== WORK TO COMPLETE ==
Scan the material for the word "title", and copy each line where it shows up.

* Start LISTED RECORDS *

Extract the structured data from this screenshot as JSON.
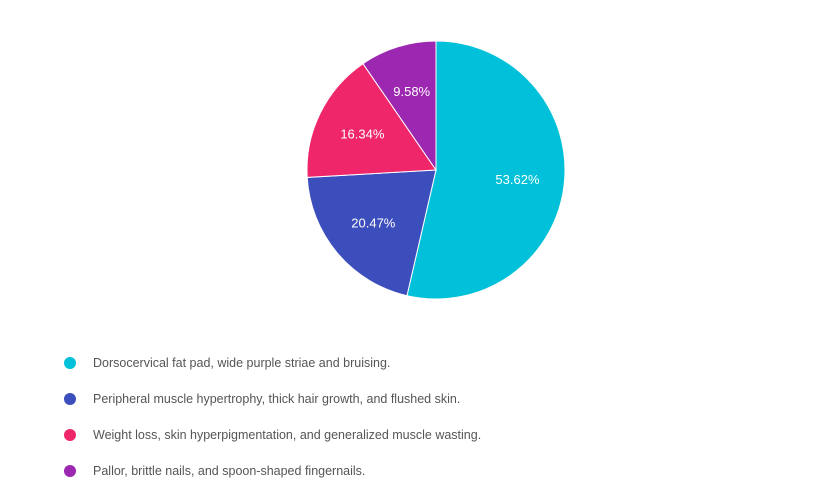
{
  "chart_data": {
    "type": "pie",
    "title": "",
    "unit": "%",
    "legend_position": "bottom-left",
    "slices": [
      {
        "name": "Dorsocervical fat pad, wide purple striae and bruising.",
        "value": 53.62,
        "label": "53.62%",
        "color": "#00C1D9"
      },
      {
        "name": "Peripheral muscle hypertrophy, thick hair growth, and flushed skin.",
        "value": 20.47,
        "label": "20.47%",
        "color": "#3C4DBC"
      },
      {
        "name": "Weight loss, skin hyperpigmentation, and generalized muscle wasting.",
        "value": 16.34,
        "label": "16.34%",
        "color": "#F0266A"
      },
      {
        "name": "Pallor, brittle nails, and spoon-shaped fingernails.",
        "value": 9.58,
        "label": "9.58%",
        "color": "#9C27B0"
      }
    ]
  }
}
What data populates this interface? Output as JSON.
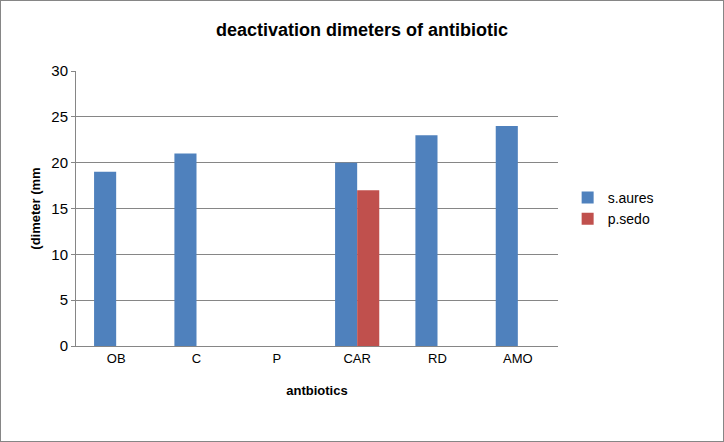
{
  "chart_data": {
    "type": "bar",
    "title": "deactivation dimeters of antibiotic",
    "x_label": "antbiotics",
    "y_label": "(dimeter (mm",
    "categories": [
      "OB",
      "C",
      "P",
      "CAR",
      "RD",
      "AMO"
    ],
    "series": [
      {
        "name": "s.aures",
        "color": "#4f81bd",
        "values": [
          19,
          21,
          0,
          20,
          23,
          24
        ]
      },
      {
        "name": "p.sedo",
        "color": "#c0504d",
        "values": [
          0,
          0,
          0,
          17,
          0,
          0
        ]
      }
    ],
    "ylim": [
      0,
      30
    ],
    "yticks": [
      0,
      5,
      10,
      15,
      20,
      25,
      30
    ],
    "grid": true,
    "legend": "right"
  }
}
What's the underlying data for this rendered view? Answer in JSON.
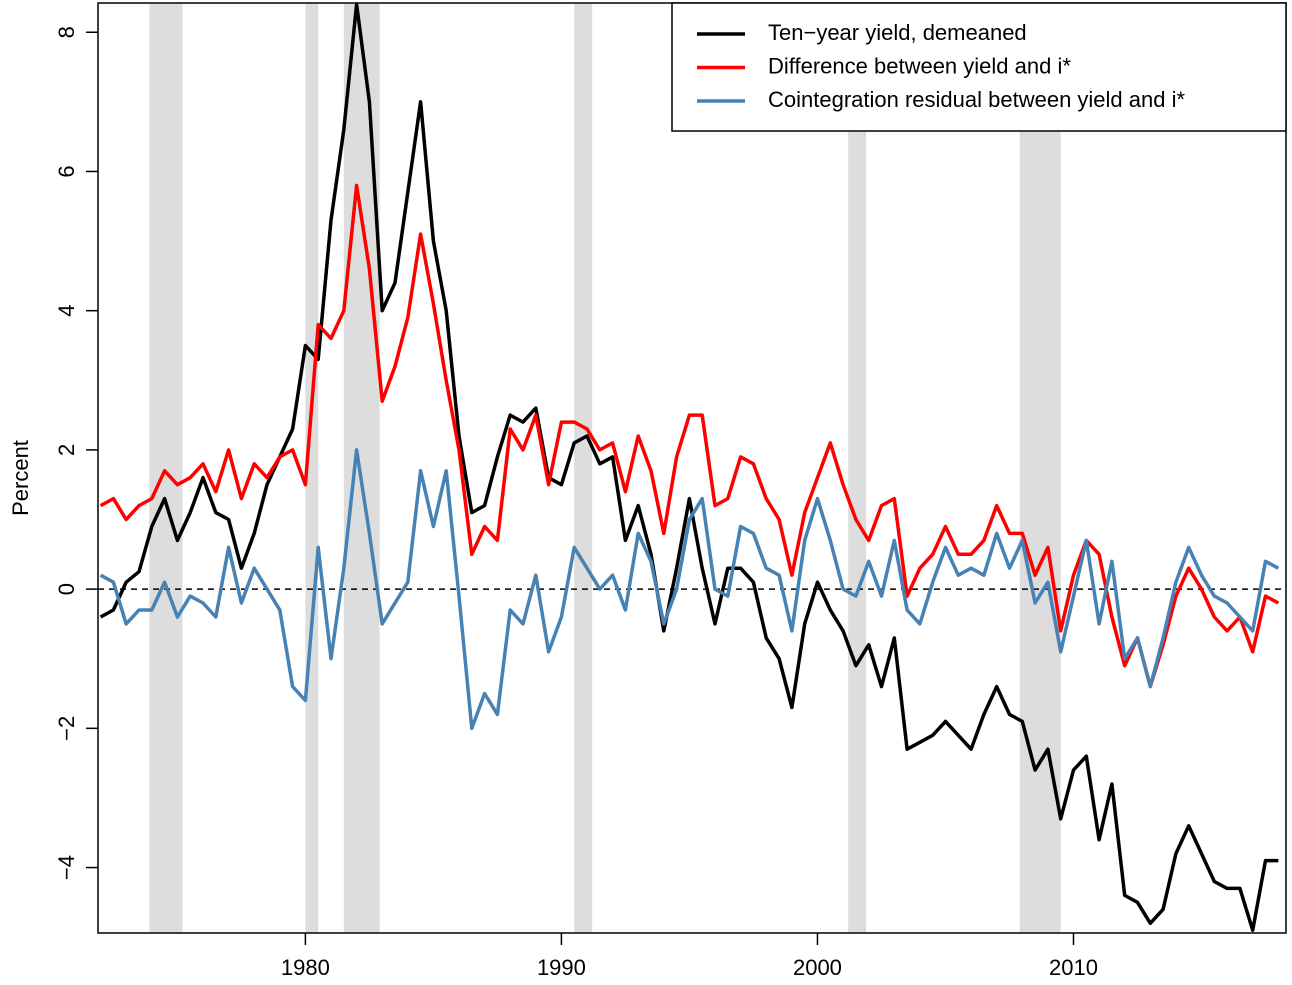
{
  "chart_data": {
    "type": "line",
    "ylabel": "Percent",
    "xlim": [
      1971.9,
      2018.3
    ],
    "ylim": [
      -4.94,
      8.42
    ],
    "xticks": [
      1980,
      1990,
      2000,
      2010
    ],
    "yticks": [
      {
        "value": -4,
        "label": "−4"
      },
      {
        "value": -2,
        "label": "−2"
      },
      0,
      2,
      4,
      6,
      8
    ],
    "hline": 0,
    "legend": "topright",
    "shading_color": "#dddddd",
    "recessions": [
      [
        1973.9,
        1975.2
      ],
      [
        1980.0,
        1980.5
      ],
      [
        1981.5,
        1982.9
      ],
      [
        1990.5,
        1991.2
      ],
      [
        2001.2,
        2001.9
      ],
      [
        2007.9,
        2009.5
      ]
    ],
    "x": [
      1972,
      1972.5,
      1973,
      1973.5,
      1974,
      1974.5,
      1975,
      1975.5,
      1976,
      1976.5,
      1977,
      1977.5,
      1978,
      1978.5,
      1979,
      1979.5,
      1980,
      1980.5,
      1981,
      1981.5,
      1982,
      1982.5,
      1983,
      1983.5,
      1984,
      1984.5,
      1985,
      1985.5,
      1986,
      1986.5,
      1987,
      1987.5,
      1988,
      1988.5,
      1989,
      1989.5,
      1990,
      1990.5,
      1991,
      1991.5,
      1992,
      1992.5,
      1993,
      1993.5,
      1994,
      1994.5,
      1995,
      1995.5,
      1996,
      1996.5,
      1997,
      1997.5,
      1998,
      1998.5,
      1999,
      1999.5,
      2000,
      2000.5,
      2001,
      2001.5,
      2002,
      2002.5,
      2003,
      2003.5,
      2004,
      2004.5,
      2005,
      2005.5,
      2006,
      2006.5,
      2007,
      2007.5,
      2008,
      2008.5,
      2009,
      2009.5,
      2010,
      2010.5,
      2011,
      2011.5,
      2012,
      2012.5,
      2013,
      2013.5,
      2014,
      2014.5,
      2015,
      2015.5,
      2016,
      2016.5,
      2017,
      2017.5,
      2018
    ],
    "series": [
      {
        "name": "Ten−year yield, demeaned",
        "color": "#000000",
        "values": [
          -0.4,
          -0.3,
          0.1,
          0.25,
          0.9,
          1.3,
          0.7,
          1.1,
          1.6,
          1.1,
          1.0,
          0.3,
          0.8,
          1.5,
          1.9,
          2.3,
          3.5,
          3.3,
          5.3,
          6.6,
          8.4,
          7.0,
          4.0,
          4.4,
          5.7,
          7.0,
          5.0,
          4.0,
          2.2,
          1.1,
          1.2,
          1.9,
          2.5,
          2.4,
          2.6,
          1.6,
          1.5,
          2.1,
          2.2,
          1.8,
          1.9,
          0.7,
          1.2,
          0.5,
          -0.6,
          0.3,
          1.3,
          0.3,
          -0.5,
          0.3,
          0.3,
          0.1,
          -0.7,
          -1.0,
          -1.7,
          -0.5,
          0.1,
          -0.3,
          -0.6,
          -1.1,
          -0.8,
          -1.4,
          -0.7,
          -2.3,
          -2.2,
          -2.1,
          -1.9,
          -2.1,
          -2.3,
          -1.8,
          -1.4,
          -1.8,
          -1.9,
          -2.6,
          -2.3,
          -3.3,
          -2.6,
          -2.4,
          -3.6,
          -2.8,
          -4.4,
          -4.5,
          -4.8,
          -4.6,
          -3.8,
          -3.4,
          -3.8,
          -4.2,
          -4.3,
          -4.3,
          -4.9,
          -3.9,
          -3.9
        ]
      },
      {
        "name": "Difference between yield and i*",
        "color": "#ff0000",
        "values": [
          1.2,
          1.3,
          1.0,
          1.2,
          1.3,
          1.7,
          1.5,
          1.6,
          1.8,
          1.4,
          2.0,
          1.3,
          1.8,
          1.6,
          1.9,
          2.0,
          1.5,
          3.8,
          3.6,
          4.0,
          5.8,
          4.6,
          2.7,
          3.2,
          3.9,
          5.1,
          4.1,
          3.0,
          2.0,
          0.5,
          0.9,
          0.7,
          2.3,
          2.0,
          2.5,
          1.5,
          2.4,
          2.4,
          2.3,
          2.0,
          2.1,
          1.4,
          2.2,
          1.7,
          0.8,
          1.9,
          2.5,
          2.5,
          1.2,
          1.3,
          1.9,
          1.8,
          1.3,
          1.0,
          0.2,
          1.1,
          1.6,
          2.1,
          1.5,
          1.0,
          0.7,
          1.2,
          1.3,
          -0.1,
          0.3,
          0.5,
          0.9,
          0.5,
          0.5,
          0.7,
          1.2,
          0.8,
          0.8,
          0.2,
          0.6,
          -0.6,
          0.2,
          0.7,
          0.5,
          -0.4,
          -1.1,
          -0.7,
          -1.4,
          -0.8,
          -0.1,
          0.3,
          0.0,
          -0.4,
          -0.6,
          -0.4,
          -0.9,
          -0.1,
          -0.2
        ]
      },
      {
        "name": "Cointegration residual between yield and i*",
        "color": "#4682b4",
        "values": [
          0.2,
          0.1,
          -0.5,
          -0.3,
          -0.3,
          0.1,
          -0.4,
          -0.1,
          -0.2,
          -0.4,
          0.6,
          -0.2,
          0.3,
          0.0,
          -0.3,
          -1.4,
          -1.6,
          0.6,
          -1.0,
          0.3,
          2.0,
          0.8,
          -0.5,
          -0.2,
          0.1,
          1.7,
          0.9,
          1.7,
          -0.1,
          -2.0,
          -1.5,
          -1.8,
          -0.3,
          -0.5,
          0.2,
          -0.9,
          -0.4,
          0.6,
          0.3,
          0.0,
          0.2,
          -0.3,
          0.8,
          0.4,
          -0.5,
          0.0,
          1.0,
          1.3,
          0.0,
          -0.1,
          0.9,
          0.8,
          0.3,
          0.2,
          -0.6,
          0.7,
          1.3,
          0.7,
          0.0,
          -0.1,
          0.4,
          -0.1,
          0.7,
          -0.3,
          -0.5,
          0.1,
          0.6,
          0.2,
          0.3,
          0.2,
          0.8,
          0.3,
          0.7,
          -0.2,
          0.1,
          -0.9,
          -0.1,
          0.7,
          -0.5,
          0.4,
          -1.0,
          -0.7,
          -1.4,
          -0.7,
          0.1,
          0.6,
          0.2,
          -0.1,
          -0.2,
          -0.4,
          -0.6,
          0.4,
          0.3
        ]
      }
    ]
  }
}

* End LISTED RECORDS *

== EXPECTED OUTPUT ==
    "title": "",
    "title": "deactivation dimeters of antibiotic",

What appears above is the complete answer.